- **Information given**:
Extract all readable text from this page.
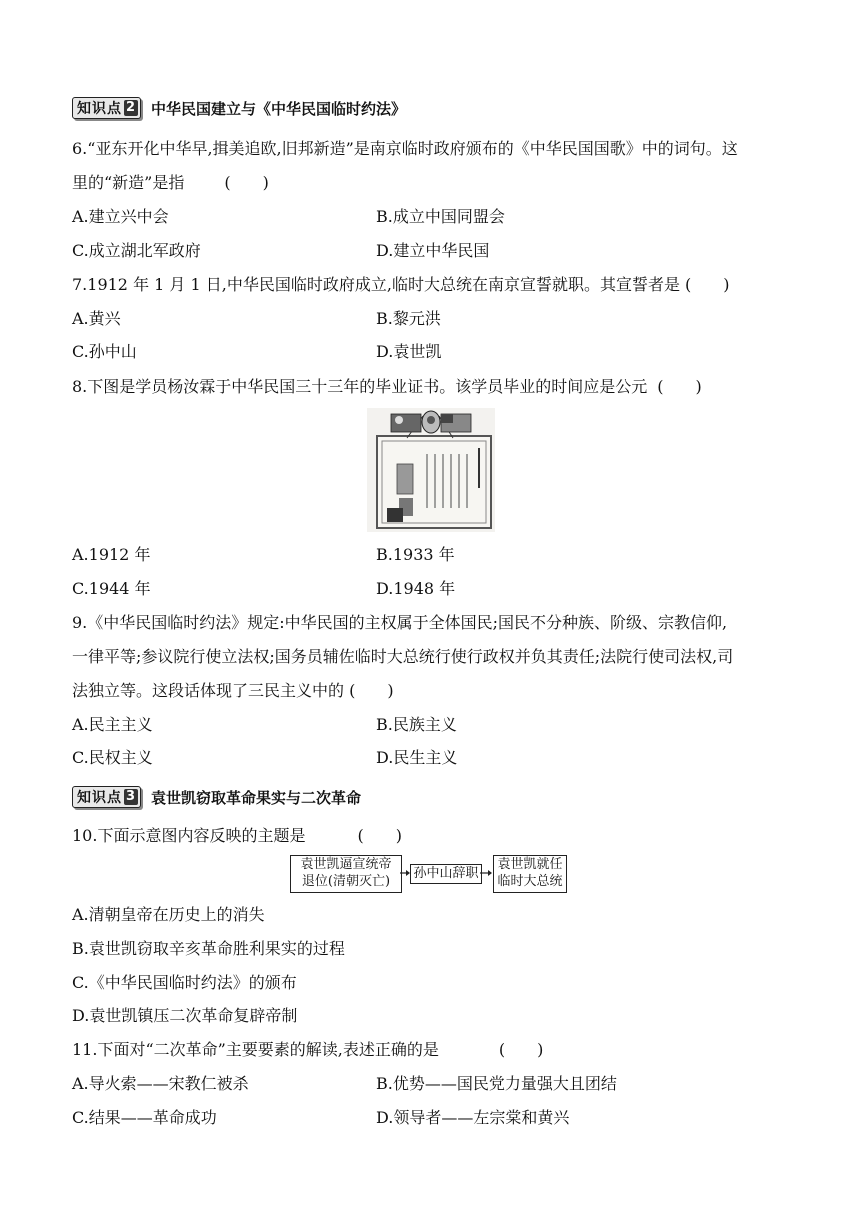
知识点 2 中华民国建立与《中华民国临时约法》
6.“亚东开化中华早,揖美追欧,旧邦新造”是南京临时政府颁布的《中华民国国歌》中的词句。这
里的“新造”是指	(　　)
A.建立兴中会	B.成立中国同盟会
C.成立湖北军政府	D.建立中华民国
7.1912 年 1 月 1 日,中华民国临时政府成立,临时大总统在南京宣誓就职。其宣誓者是 (　　)
A.黄兴	B.黎元洪
C.孙中山	D.袁世凯
8.下图是学员杨汝霖于中华民国三十三年的毕业证书。该学员毕业的时间应是公元 (　　)
A.1912 年	B.1933 年
C.1944 年	D.1948 年
9.《中华民国临时约法》规定:中华民国的主权属于全体国民;国民不分种族、阶级、宗教信仰,
一律平等;参议院行使立法权;国务员辅佐临时大总统行使行政权并负其责任;法院行使司法权,司
法独立等。这段话体现了三民主义中的 (　　)
A.民主主义	B.民族主义
C.民权主义	D.民生主义
知识点 3 袁世凯窃取革命果实与二次革命
10.下面示意图内容反映的主题是	(　　)
袁世凯逼宣统帝
退位(清朝灭亡)
孙中山辞职
袁世凯就任
临时大总统
A.清朝皇帝在历史上的消失
B.袁世凯窃取辛亥革命胜利果实的过程
C.《中华民国临时约法》的颁布
D.袁世凯镇压二次革命复辟帝制
11.下面对“二次革命”主要要素的解读,表述正确的是	(　　)
A.导火索——宋教仁被杀	B.优势——国民党力量强大且团结
C.结果——革命成功	D.领导者——左宗棠和黄兴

- **Exercise details**:
Return each line exactly as written. Any picture gets left out.

- **Task result**:
Extract all readable text from this page.
知识点 2 中华民国建立与《中华民国临时约法》
6.“亚东开化中华早,揖美追欧,旧邦新造”是南京临时政府颁布的《中华民国国歌》中的词句。这
里的“新造”是指	(　　)
A.建立兴中会	B.成立中国同盟会
C.成立湖北军政府	D.建立中华民国
7.1912 年 1 月 1 日,中华民国临时政府成立,临时大总统在南京宣誓就职。其宣誓者是 (　　)
A.黄兴	B.黎元洪
C.孙中山	D.袁世凯
8.下图是学员杨汝霖于中华民国三十三年的毕业证书。该学员毕业的时间应是公元 (　　)
A.1912 年	B.1933 年
C.1944 年	D.1948 年
9.《中华民国临时约法》规定:中华民国的主权属于全体国民;国民不分种族、阶级、宗教信仰,
一律平等;参议院行使立法权;国务员辅佐临时大总统行使行政权并负其责任;法院行使司法权,司
法独立等。这段话体现了三民主义中的 (　　)
A.民主主义	B.民族主义
C.民权主义	D.民生主义
知识点 3 袁世凯窃取革命果实与二次革命
10.下面示意图内容反映的主题是	(　　)
袁世凯逼宣统帝
退位(清朝灭亡)
孙中山辞职
袁世凯就任
临时大总统
A.清朝皇帝在历史上的消失
B.袁世凯窃取辛亥革命胜利果实的过程
C.《中华民国临时约法》的颁布
D.袁世凯镇压二次革命复辟帝制
11.下面对“二次革命”主要要素的解读,表述正确的是	(　　)
A.导火索——宋教仁被杀	B.优势——国民党力量强大且团结
C.结果——革命成功	D.领导者——左宗棠和黄兴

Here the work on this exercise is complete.